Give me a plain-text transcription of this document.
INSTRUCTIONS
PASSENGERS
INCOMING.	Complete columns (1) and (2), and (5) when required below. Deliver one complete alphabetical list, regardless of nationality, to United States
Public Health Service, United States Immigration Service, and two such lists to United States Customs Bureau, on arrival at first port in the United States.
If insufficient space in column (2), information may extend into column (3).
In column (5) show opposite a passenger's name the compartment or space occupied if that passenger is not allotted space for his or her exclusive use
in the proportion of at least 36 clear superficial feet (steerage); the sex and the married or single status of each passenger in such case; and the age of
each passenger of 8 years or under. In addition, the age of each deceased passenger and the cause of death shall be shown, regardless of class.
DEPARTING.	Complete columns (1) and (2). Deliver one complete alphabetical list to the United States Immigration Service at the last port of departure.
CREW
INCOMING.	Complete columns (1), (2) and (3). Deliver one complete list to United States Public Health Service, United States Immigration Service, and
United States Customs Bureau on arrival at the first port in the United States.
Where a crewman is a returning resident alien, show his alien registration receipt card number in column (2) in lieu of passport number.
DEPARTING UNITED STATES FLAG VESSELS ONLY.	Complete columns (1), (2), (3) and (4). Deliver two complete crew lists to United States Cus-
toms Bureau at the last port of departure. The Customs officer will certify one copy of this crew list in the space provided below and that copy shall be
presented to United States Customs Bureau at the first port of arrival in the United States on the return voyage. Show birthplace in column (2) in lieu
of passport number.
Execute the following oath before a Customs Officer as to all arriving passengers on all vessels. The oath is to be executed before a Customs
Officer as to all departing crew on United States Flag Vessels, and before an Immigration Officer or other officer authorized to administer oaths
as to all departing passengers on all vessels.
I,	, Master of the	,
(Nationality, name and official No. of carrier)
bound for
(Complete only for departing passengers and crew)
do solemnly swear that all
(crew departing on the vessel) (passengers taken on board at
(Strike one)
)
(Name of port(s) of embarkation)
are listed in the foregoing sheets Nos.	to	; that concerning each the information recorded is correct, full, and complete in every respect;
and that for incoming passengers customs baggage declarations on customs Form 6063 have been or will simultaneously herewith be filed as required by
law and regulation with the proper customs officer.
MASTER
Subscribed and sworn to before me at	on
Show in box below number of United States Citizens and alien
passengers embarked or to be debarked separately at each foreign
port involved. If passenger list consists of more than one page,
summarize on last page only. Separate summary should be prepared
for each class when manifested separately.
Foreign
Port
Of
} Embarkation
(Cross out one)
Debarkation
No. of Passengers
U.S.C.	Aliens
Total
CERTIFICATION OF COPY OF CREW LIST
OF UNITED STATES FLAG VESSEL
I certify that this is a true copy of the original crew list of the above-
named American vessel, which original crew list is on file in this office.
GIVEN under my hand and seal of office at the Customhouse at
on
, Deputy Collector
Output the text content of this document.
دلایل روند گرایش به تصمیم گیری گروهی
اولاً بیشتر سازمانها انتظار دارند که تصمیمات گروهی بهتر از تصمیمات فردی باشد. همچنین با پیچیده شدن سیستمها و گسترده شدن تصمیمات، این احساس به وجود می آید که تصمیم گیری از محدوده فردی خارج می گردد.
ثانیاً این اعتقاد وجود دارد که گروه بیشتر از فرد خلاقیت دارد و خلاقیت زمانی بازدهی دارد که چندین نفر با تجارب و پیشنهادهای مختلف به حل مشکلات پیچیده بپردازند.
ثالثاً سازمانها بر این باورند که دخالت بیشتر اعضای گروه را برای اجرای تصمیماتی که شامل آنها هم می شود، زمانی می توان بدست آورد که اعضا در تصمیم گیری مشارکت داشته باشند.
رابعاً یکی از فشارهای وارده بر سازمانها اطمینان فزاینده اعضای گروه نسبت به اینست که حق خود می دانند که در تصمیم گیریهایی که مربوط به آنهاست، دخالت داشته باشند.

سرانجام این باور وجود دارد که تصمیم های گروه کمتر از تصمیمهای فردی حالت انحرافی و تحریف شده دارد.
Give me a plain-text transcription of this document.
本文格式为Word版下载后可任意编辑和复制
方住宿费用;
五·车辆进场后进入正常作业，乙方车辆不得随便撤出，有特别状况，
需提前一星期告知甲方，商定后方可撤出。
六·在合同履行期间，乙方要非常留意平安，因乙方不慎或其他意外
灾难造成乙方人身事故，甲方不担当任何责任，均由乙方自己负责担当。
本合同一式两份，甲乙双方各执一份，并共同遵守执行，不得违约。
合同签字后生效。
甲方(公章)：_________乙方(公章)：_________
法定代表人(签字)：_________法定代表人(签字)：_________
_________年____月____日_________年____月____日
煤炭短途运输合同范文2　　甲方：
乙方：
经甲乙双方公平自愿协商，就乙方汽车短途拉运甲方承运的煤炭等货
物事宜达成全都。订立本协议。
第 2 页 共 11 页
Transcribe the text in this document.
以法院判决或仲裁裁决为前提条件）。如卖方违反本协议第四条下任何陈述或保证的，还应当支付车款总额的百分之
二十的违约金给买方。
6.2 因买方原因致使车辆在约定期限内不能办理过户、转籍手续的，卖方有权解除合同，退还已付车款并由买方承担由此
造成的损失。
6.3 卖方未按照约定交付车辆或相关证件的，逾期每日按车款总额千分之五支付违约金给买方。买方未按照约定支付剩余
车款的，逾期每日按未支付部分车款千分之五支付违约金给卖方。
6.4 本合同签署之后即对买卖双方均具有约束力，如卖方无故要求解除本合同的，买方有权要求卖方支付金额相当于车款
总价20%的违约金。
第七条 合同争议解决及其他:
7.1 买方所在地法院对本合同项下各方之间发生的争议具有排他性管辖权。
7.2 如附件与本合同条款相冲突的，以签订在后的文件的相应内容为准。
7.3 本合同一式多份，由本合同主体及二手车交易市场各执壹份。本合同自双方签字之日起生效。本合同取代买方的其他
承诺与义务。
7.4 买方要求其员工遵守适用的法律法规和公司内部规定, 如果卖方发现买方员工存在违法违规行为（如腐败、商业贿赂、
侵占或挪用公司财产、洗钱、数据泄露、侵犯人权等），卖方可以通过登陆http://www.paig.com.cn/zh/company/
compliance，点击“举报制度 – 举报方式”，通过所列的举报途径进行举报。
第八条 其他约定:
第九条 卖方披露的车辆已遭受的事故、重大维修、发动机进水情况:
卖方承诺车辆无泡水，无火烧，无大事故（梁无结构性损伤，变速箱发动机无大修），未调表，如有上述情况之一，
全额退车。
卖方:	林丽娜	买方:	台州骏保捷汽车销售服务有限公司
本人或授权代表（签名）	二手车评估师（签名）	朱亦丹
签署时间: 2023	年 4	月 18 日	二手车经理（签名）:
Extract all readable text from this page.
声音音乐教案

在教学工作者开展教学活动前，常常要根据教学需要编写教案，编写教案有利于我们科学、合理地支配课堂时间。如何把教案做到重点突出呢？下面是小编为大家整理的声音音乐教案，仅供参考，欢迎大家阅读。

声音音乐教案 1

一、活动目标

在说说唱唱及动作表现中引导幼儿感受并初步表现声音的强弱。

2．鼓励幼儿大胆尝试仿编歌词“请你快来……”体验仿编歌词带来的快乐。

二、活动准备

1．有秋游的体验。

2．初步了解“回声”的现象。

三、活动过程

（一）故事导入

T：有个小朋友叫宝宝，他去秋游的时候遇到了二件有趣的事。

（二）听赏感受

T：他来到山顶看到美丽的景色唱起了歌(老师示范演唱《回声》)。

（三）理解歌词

(What is expected): Output nothing but the number of lines in the data containing the string "first".

(Answer to this exercise): 3